What the task requires — Write out all of the entries that follow, word for word, but skip the pictures.
* Start Material *
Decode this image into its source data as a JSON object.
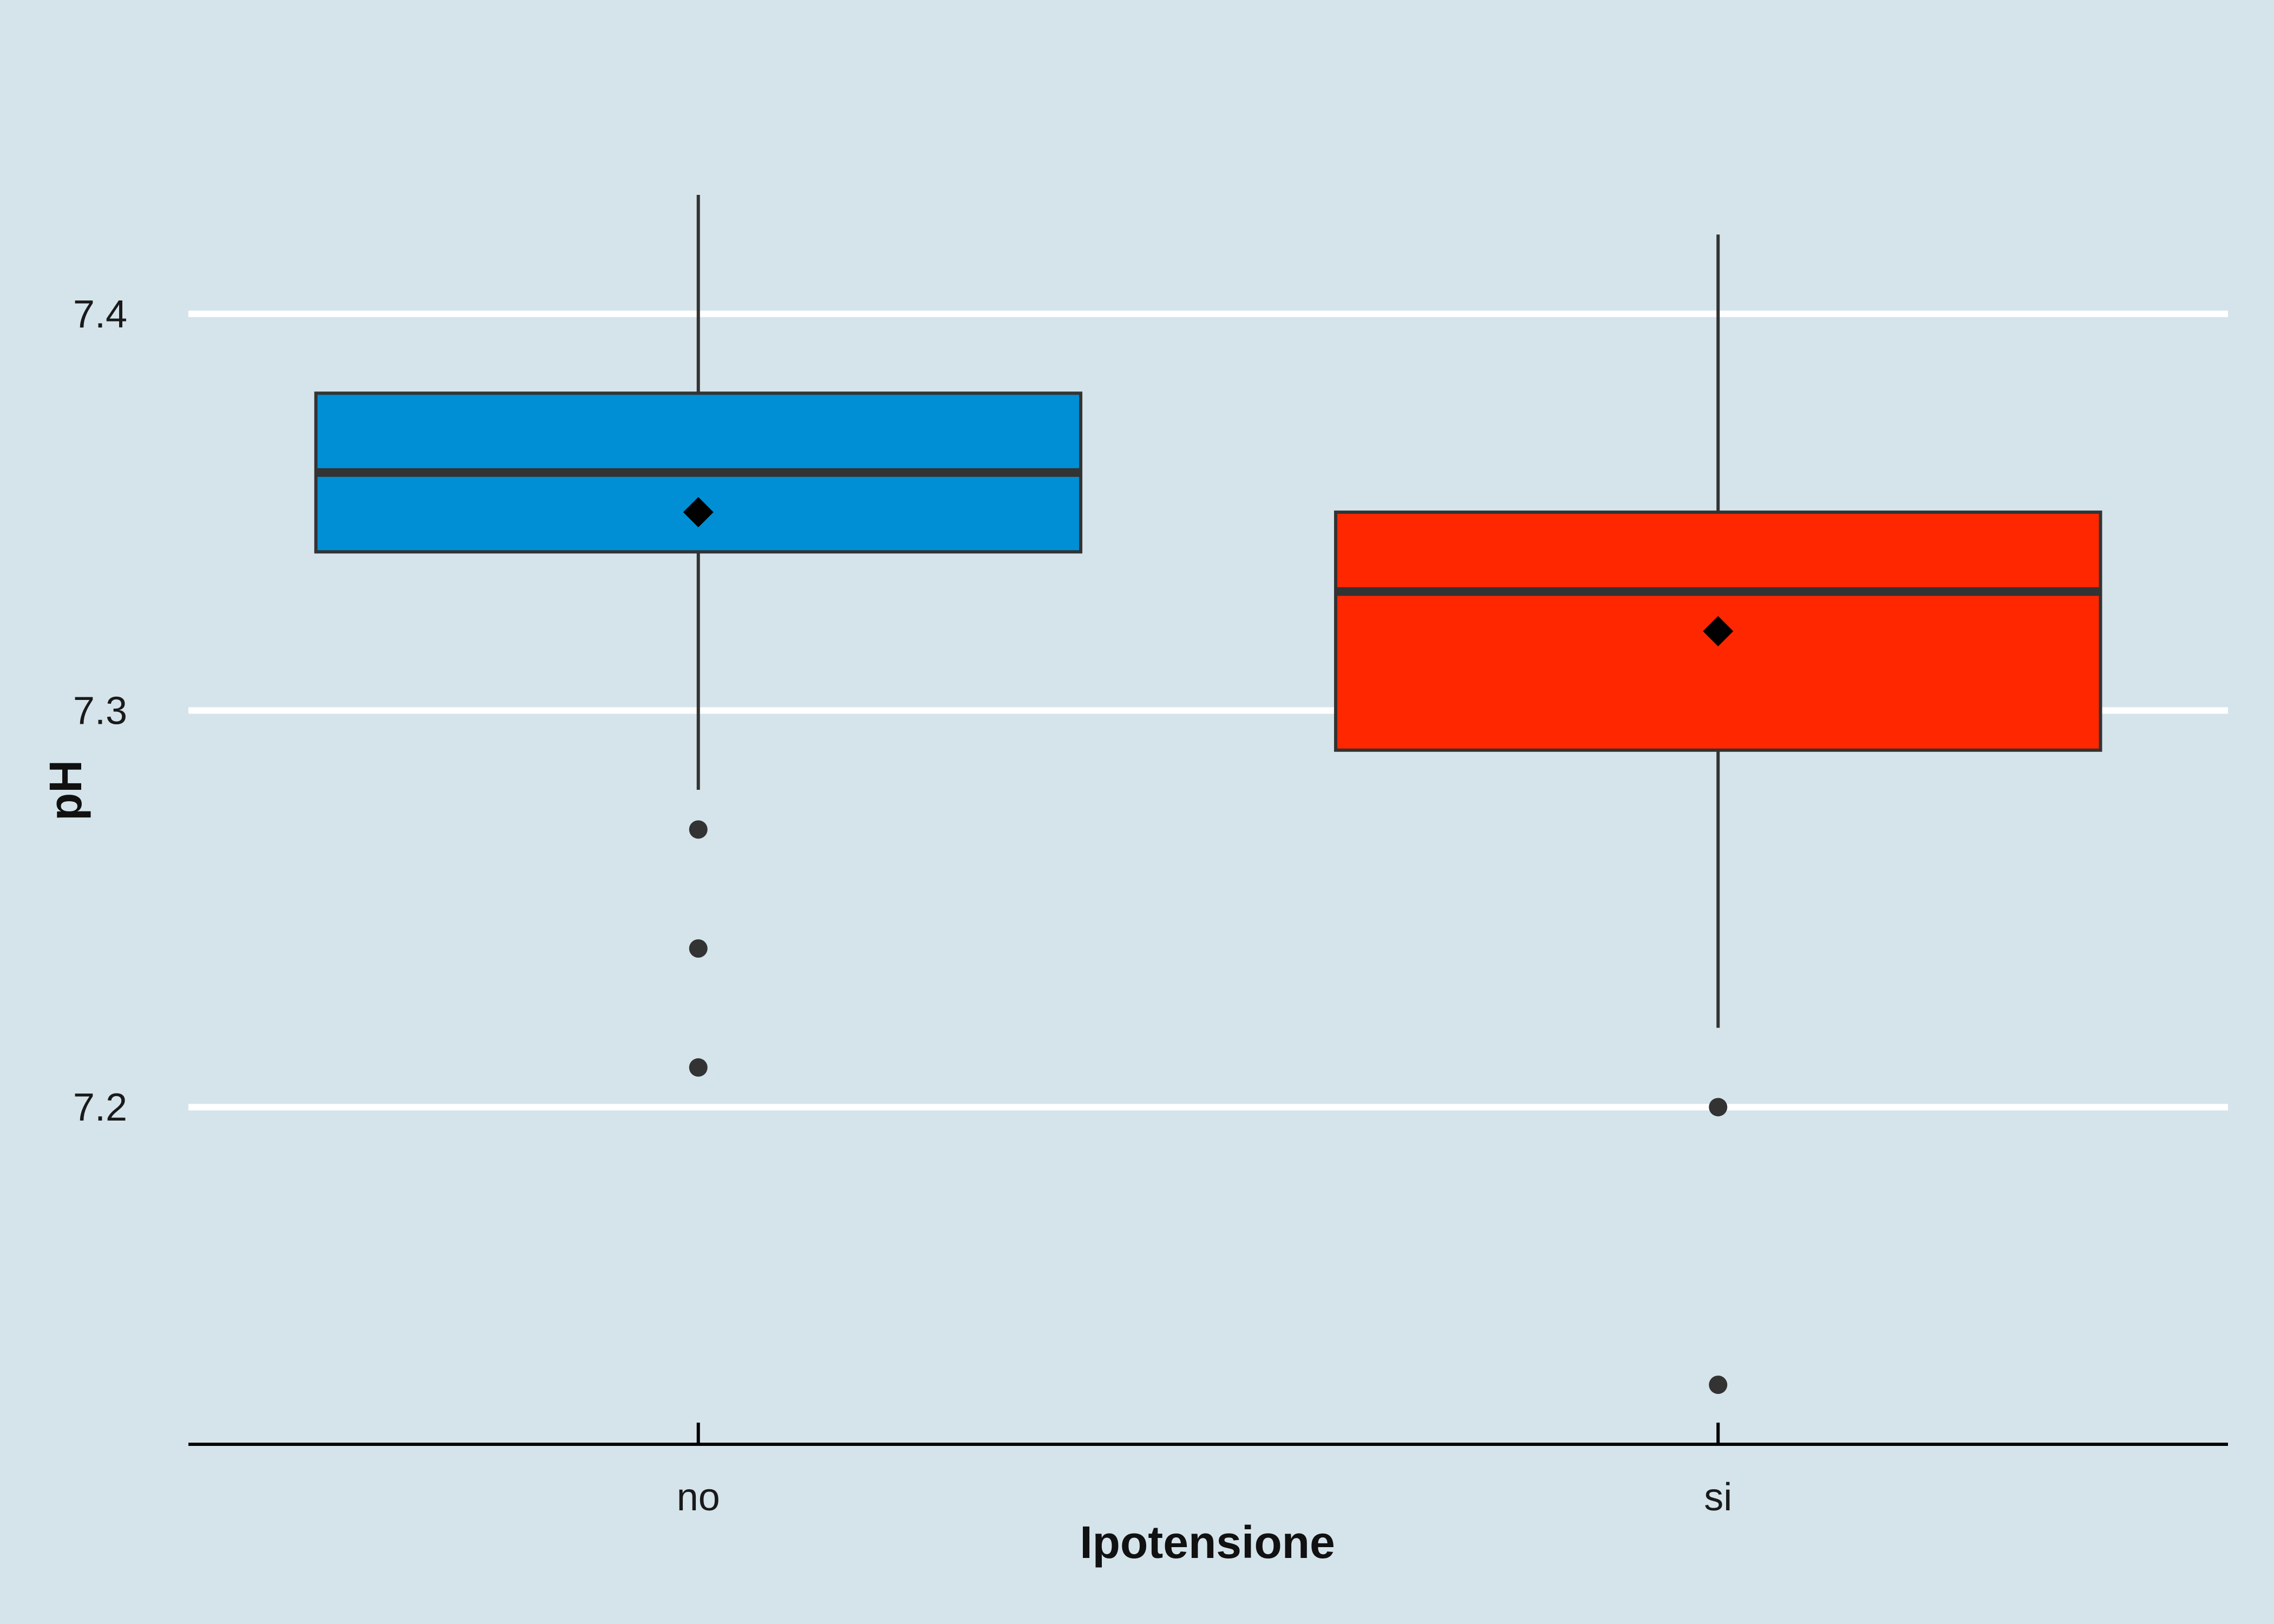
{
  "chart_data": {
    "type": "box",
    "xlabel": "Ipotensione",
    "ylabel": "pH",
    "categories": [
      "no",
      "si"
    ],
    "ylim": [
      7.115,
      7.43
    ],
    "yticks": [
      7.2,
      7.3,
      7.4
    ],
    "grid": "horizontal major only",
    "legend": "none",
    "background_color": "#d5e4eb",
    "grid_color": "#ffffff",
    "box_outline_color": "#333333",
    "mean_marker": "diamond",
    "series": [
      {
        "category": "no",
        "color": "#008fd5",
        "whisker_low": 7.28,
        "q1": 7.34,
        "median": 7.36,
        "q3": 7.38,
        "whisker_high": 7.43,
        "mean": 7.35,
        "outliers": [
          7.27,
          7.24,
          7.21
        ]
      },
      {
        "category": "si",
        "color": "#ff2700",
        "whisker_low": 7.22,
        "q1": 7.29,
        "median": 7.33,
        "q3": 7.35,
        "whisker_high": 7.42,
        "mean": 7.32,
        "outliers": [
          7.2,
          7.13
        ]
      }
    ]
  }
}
* End Material *
Task answer —
Decode this image into its source data as a JSON object.
{
  "chart_data": {
    "type": "box",
    "xlabel": "Ipotensione",
    "ylabel": "pH",
    "categories": [
      "no",
      "si"
    ],
    "ylim": [
      7.115,
      7.43
    ],
    "yticks": [
      7.2,
      7.3,
      7.4
    ],
    "grid": "horizontal major only",
    "legend": "none",
    "background_color": "#d5e4eb",
    "grid_color": "#ffffff",
    "box_outline_color": "#333333",
    "mean_marker": "diamond",
    "series": [
      {
        "category": "no",
        "color": "#008fd5",
        "whisker_low": 7.28,
        "q1": 7.34,
        "median": 7.36,
        "q3": 7.38,
        "whisker_high": 7.43,
        "mean": 7.35,
        "outliers": [
          7.27,
          7.24,
          7.21
        ]
      },
      {
        "category": "si",
        "color": "#ff2700",
        "whisker_low": 7.22,
        "q1": 7.29,
        "median": 7.33,
        "q3": 7.35,
        "whisker_high": 7.42,
        "mean": 7.32,
        "outliers": [
          7.2,
          7.13
        ]
      }
    ]
  }
}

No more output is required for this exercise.